▶ **EXERCISE DIRECTIONS**
Search the data below for the word "representation" and copy each line that holds it.

Start of EXTRACTED DATA

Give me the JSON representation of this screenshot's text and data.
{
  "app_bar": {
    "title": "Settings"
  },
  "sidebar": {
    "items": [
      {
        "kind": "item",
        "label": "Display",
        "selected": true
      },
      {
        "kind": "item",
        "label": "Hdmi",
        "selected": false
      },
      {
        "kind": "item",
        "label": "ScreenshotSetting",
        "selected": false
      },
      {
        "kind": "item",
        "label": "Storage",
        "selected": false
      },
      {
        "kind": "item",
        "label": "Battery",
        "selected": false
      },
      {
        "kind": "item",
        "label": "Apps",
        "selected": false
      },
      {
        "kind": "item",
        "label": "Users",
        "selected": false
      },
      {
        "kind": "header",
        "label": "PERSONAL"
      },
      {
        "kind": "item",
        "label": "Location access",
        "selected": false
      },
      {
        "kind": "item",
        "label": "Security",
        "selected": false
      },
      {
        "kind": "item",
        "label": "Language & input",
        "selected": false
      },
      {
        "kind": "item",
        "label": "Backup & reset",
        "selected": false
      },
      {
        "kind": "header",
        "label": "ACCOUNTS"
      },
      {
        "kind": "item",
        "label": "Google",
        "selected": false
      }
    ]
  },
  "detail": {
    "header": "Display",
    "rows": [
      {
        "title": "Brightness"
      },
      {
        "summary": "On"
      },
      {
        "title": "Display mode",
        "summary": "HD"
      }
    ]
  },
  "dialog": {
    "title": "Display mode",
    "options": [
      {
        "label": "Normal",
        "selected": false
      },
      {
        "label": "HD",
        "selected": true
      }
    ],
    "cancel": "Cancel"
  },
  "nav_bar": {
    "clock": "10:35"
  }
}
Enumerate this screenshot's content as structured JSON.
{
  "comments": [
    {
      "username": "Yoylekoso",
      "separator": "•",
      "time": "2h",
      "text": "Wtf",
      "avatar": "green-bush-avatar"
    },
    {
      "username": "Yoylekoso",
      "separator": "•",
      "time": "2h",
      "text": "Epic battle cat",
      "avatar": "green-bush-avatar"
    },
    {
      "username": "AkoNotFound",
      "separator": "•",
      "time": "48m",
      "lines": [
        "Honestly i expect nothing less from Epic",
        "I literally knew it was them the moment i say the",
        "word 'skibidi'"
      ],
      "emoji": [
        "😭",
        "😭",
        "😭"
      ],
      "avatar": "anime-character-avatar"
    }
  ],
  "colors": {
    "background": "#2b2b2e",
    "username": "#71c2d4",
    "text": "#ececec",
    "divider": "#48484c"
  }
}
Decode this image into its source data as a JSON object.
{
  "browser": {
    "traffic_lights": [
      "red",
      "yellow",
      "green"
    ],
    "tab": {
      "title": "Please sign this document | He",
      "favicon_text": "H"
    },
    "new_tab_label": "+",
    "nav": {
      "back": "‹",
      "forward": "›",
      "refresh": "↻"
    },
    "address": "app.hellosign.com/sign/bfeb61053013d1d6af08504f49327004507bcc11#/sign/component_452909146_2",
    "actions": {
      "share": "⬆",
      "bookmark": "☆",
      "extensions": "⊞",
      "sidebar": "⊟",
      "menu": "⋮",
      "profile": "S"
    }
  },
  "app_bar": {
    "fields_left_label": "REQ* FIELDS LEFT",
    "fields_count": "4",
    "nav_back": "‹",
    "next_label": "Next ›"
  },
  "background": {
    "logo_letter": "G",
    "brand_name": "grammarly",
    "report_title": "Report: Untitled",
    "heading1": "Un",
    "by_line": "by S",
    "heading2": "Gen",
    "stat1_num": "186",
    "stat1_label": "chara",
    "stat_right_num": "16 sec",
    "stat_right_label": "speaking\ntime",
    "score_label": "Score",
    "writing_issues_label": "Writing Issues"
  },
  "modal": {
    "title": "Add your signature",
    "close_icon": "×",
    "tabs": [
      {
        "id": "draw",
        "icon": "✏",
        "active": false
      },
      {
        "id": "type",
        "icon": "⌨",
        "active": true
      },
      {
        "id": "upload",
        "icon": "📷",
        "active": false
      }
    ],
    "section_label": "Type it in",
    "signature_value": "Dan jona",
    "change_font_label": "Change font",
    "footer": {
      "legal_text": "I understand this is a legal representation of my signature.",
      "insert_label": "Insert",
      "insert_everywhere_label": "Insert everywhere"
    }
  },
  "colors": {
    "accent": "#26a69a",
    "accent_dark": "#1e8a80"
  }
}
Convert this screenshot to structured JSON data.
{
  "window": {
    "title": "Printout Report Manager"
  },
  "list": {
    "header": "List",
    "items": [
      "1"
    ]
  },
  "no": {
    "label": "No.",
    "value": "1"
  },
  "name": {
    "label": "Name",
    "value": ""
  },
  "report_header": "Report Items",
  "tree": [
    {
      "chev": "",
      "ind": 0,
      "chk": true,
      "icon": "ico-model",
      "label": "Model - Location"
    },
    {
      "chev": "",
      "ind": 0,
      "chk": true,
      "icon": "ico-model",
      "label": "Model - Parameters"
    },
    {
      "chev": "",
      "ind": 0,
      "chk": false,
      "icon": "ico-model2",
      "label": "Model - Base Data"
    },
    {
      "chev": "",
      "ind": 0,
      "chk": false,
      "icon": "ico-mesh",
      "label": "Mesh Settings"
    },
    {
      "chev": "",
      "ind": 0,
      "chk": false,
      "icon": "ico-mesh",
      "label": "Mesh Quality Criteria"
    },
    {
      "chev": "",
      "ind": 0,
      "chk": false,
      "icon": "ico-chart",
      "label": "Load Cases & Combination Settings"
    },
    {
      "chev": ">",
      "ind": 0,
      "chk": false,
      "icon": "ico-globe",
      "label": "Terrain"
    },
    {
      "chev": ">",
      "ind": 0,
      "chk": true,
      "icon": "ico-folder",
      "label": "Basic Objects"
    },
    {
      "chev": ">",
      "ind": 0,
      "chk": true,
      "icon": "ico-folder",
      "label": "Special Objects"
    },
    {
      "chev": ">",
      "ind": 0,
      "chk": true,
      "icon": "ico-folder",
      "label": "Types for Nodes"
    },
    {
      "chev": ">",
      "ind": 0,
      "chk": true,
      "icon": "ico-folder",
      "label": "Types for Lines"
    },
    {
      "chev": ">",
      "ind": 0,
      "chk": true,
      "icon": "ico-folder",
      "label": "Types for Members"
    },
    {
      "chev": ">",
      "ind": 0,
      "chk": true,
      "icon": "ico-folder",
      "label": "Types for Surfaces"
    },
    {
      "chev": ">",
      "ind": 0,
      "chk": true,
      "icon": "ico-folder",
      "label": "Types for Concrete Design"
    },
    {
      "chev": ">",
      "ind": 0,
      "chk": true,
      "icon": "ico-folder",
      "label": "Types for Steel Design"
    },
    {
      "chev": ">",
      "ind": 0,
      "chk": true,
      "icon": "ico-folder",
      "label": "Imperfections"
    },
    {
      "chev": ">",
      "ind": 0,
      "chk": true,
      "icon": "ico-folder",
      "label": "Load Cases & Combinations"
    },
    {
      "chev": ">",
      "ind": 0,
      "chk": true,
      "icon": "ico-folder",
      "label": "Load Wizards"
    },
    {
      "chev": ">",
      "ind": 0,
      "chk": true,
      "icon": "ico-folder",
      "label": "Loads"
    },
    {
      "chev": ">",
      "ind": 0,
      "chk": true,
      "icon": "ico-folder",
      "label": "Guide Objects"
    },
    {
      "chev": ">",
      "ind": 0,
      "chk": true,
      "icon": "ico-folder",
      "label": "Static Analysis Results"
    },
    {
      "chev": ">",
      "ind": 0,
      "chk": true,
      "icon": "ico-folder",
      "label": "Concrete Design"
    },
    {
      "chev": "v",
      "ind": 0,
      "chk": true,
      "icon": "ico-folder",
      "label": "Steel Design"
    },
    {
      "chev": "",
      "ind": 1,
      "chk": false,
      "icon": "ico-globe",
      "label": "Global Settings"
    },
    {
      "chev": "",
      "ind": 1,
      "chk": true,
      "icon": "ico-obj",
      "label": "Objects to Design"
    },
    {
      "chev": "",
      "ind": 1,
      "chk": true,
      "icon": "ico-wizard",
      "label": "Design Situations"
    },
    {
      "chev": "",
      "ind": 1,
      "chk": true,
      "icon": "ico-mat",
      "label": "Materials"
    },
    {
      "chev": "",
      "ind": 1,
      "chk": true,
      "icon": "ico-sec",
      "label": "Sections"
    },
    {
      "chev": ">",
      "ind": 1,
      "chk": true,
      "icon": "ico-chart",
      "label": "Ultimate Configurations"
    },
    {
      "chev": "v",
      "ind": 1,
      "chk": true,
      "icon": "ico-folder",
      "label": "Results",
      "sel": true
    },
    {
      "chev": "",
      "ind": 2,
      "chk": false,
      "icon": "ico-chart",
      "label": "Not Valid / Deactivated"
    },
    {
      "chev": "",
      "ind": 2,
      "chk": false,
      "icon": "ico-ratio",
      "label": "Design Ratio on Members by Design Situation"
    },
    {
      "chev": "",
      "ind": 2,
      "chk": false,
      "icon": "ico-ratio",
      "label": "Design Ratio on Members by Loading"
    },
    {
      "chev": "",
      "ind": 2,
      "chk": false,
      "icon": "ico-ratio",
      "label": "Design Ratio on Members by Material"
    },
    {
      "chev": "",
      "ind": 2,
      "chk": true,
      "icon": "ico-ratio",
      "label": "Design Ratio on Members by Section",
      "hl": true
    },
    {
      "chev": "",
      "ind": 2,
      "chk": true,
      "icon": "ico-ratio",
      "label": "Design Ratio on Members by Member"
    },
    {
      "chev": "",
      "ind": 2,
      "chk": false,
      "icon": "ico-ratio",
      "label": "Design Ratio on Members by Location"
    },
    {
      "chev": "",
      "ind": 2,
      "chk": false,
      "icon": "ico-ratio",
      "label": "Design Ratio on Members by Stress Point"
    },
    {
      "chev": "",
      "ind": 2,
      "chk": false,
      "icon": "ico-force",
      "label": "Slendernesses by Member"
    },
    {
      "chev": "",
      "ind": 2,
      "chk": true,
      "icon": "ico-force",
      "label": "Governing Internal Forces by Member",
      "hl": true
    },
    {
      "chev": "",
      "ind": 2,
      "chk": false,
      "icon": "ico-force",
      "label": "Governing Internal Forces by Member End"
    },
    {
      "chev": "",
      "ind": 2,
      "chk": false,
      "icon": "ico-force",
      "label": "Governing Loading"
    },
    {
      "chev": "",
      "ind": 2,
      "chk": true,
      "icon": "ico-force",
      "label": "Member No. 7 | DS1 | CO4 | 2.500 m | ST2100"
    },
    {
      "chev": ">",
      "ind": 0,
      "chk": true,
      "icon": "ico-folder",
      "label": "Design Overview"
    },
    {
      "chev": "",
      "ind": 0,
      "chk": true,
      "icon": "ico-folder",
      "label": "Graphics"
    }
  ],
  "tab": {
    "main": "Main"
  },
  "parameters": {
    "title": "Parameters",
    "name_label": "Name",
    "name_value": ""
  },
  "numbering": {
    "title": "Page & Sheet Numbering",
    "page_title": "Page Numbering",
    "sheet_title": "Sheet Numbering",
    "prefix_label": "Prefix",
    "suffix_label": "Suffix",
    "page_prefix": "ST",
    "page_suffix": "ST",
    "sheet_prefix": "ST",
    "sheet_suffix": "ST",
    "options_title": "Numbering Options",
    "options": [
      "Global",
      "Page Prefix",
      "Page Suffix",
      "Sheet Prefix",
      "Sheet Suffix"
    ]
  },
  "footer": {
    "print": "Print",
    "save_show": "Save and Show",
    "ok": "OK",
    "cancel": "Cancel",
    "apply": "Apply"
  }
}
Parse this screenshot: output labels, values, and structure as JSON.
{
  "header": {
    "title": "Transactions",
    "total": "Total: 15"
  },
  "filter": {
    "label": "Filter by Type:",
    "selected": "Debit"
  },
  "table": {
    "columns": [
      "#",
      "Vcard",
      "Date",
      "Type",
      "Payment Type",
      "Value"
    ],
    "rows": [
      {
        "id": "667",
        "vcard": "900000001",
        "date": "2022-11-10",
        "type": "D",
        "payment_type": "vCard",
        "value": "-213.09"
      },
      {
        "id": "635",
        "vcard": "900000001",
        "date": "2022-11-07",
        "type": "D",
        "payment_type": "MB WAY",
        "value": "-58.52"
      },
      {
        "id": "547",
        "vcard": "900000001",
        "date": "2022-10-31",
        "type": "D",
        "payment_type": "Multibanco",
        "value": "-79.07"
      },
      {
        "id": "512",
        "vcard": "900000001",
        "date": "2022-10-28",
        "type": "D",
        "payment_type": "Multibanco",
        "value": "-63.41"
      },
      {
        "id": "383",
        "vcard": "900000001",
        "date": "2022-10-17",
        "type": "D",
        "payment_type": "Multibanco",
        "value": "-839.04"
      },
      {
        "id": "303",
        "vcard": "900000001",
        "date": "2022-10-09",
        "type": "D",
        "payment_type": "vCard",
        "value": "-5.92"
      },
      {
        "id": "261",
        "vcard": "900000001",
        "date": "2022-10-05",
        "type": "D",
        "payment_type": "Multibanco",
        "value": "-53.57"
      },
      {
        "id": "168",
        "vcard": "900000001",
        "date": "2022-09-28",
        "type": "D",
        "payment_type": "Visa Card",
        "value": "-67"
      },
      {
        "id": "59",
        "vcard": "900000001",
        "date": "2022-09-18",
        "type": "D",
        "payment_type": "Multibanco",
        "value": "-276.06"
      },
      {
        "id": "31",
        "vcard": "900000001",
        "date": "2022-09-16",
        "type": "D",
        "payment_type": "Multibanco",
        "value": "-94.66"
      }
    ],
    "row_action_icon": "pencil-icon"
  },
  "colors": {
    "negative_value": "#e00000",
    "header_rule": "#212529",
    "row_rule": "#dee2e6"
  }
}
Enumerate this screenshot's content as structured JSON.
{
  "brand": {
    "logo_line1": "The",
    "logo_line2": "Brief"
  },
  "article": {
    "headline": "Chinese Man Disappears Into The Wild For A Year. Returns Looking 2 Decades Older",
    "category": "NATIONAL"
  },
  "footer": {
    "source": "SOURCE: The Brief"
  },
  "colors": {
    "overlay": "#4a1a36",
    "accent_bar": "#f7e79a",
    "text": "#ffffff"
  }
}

End of EXTRACTED DATA

▶ **TASK RESULT**
Give me the JSON representation of this screenshot's text and data.
      "legal_text": "I understand this is a legal representation of my signature.",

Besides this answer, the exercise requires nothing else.